▶ _Work to be completed_
Of the lines in this material, how many contain "كتاب"? Answer with a single number only.
....
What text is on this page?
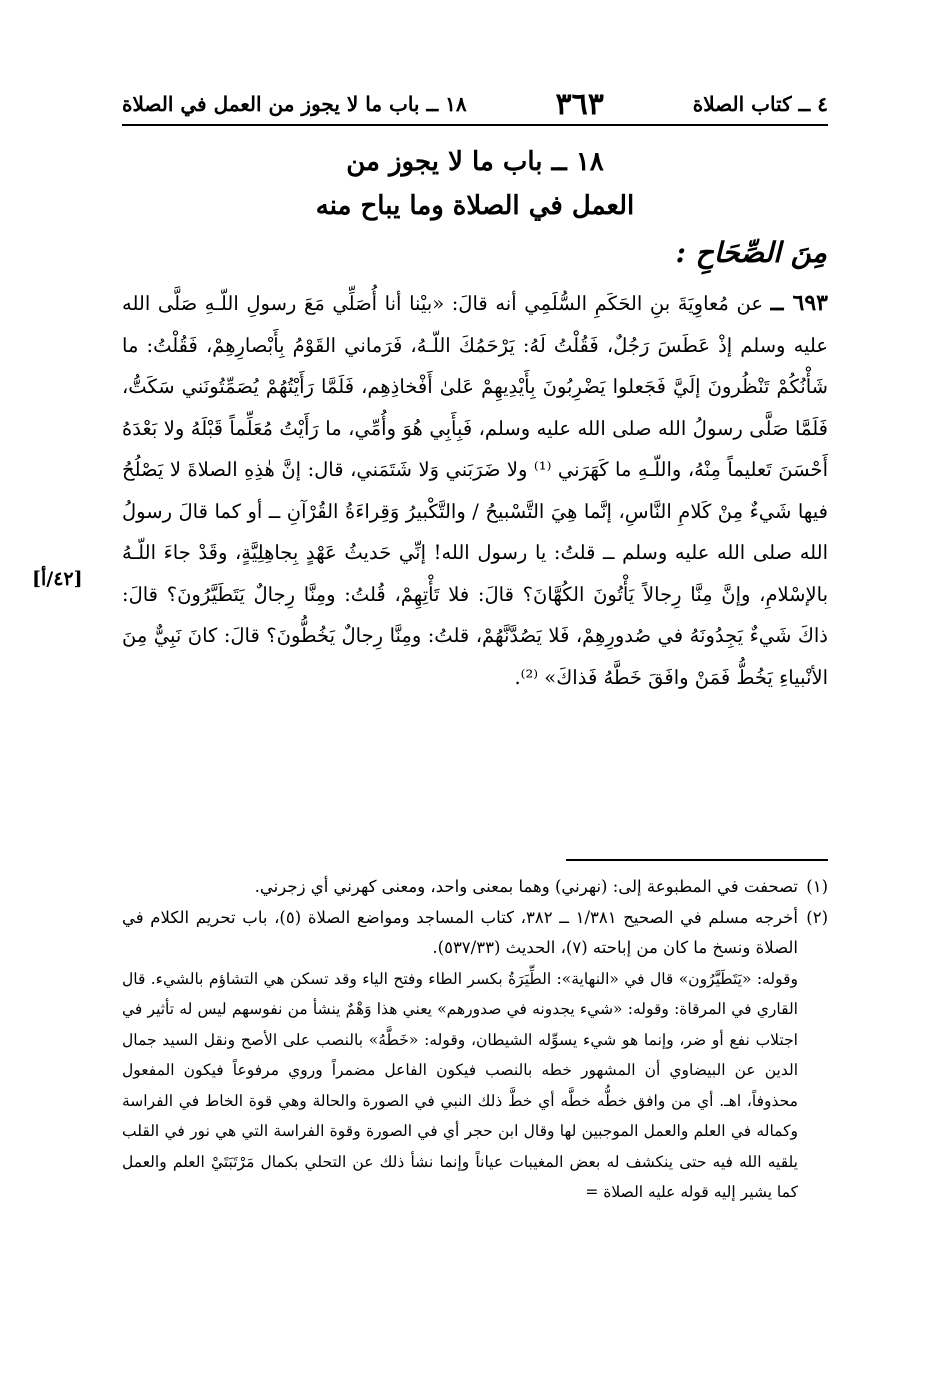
٤ ــ كتاب الصلاة
٣٦٣
١٨ ــ باب ما لا يجوز من العمل في الصلاة
١٨ ــ باب ما لا يجوز من
العمل في الصلاة وما يباح منه
مِنَ الصِّحَاحِ :
٦٩٣ ــ عن مُعاوِيَةَ بنِ الحَكَمِ السُّلَمِي أنه قالَ: «بيْنا أنا أُصَلِّي مَعَ رسولِ اللّـهِ صَلَّى الله عليه وسلم إذْ عَطَسَ رَجُلٌ، فَقُلْتُ لَهُ: يَرْحَمُكَ اللّـهُ، فَرَماني القَوْمُ بِأَبْصارِهِمْ، فَقُلْتُ: ما شَأْنُكُمْ تَنْظُرونَ إلَيَّ فَجَعلوا يَضْرِبُونَ بِأَيْدِيهِمْ عَلىٰ أَفْخاذِهِم، فَلَمَّا رَأَيْتُهُمْ يُصَمِّتُونَني سَكَتُّ، فَلَمَّا صَلَّى رسولُ الله صلى الله عليه وسلم، فَبِأَبِي هُوَ وأُمِّي، ما رَأَيْتُ مُعَلِّماً قَبْلَهُ ولا بَعْدَهُ أَحْسَنَ تَعليماً مِنْهُ، واللّـهِ ما كَهَرَني ⁽¹⁾ ولا ضَرَبَني وَلا شَتَمَني، قال: إنَّ هٰذِهِ الصلاةَ لا يَصْلُحُ فيها شَيءٌ مِنْ كَلامِ النَّاسِ، إنَّما هِيَ التَّسْبيحُ / والتَّكْبيرُ وَقِراءَةُ القُرْآنِ ــ أو كما قالَ رسولُ الله صلى الله عليه وسلم ــ قلتُ: يا رسول الله! إنِّي حَديثُ عَهْدٍ بِجاهِلِيَّةٍ، وقَدْ جاءَ اللّـهُ بالإسْلامِ، وإنَّ مِنَّا رِجالاً يَأْتُونَ الكُهَّانَ؟ قالَ: فلا تَأْتِهِمْ، قُلتُ: ومِنَّا رِجالٌ يَتَطَيَّرُونَ؟ قالَ: ذاكَ شَيءٌ يَجِدُونَهُ في صُدورِهِمْ، فَلا يَصُدَّنَّهُمْ، قلتُ: ومِنَّا رِجالٌ يَخُطُّونَ؟ قالَ: كانَ نَبِيٌّ مِنَ الأنْبياءِ يَخُطُّ فَمَنْ وافَقَ خَطَّهُ فَذاكَ» ⁽²⁾.
[٤٢/أ]
(١)
تصحفت في المطبوعة إلى: (نهرني) وهما بمعنى واحد، ومعنى كهرني أي زجرني.
(٢)
أخرجه مسلم في الصحيح ١/٣٨١ ــ ٣٨٢، كتاب المساجد ومواضع الصلاة (٥)، باب تحريم الكلام في الصلاة ونسخ ما كان من إباحته (٧)، الحديث (٥٣٧/٣٣).
وقوله: «يَتَطَيَّرُون» قال في «النهاية»: الطِّيَرَةُ بكسر الطاء وفتح الياء وقد تسكن هي التشاؤم بالشيء. قال القاري في المرقاة: وقوله: «شيء يجدونه في صدورهم» يعني هذا وَهْمٌ ينشأ من نفوسهم ليس له تأثير في اجتلاب نفع أو ضر، وإنما هو شيء يسوِّله الشيطان، وقوله: «خَطَّهُ» بالنصب على الأصح ونقل السيد جمال الدين عن البيضاوي أن المشهور خطه بالنصب فيكون الفاعل مضمراً وروي مرفوعاً فيكون المفعول محذوفاً، اهـ. أي من وافق خطُّه خطَّه أي خطَّ ذلك النبي في الصورة والحالة وهي قوة الخاط في الفراسة وكماله في العلم والعمل الموجبين لها وقال ابن حجر أي في الصورة وقوة الفراسة التي هي نور في القلب يلقيه الله فيه حتى ينكشف له بعض المغيبات عياناً وإنما نشأ ذلك عن التحلي بكمال مَرْتَبَتَيْ العلم والعمل كما يشير إليه قوله عليه الصلاة =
....
▶ _Response_
2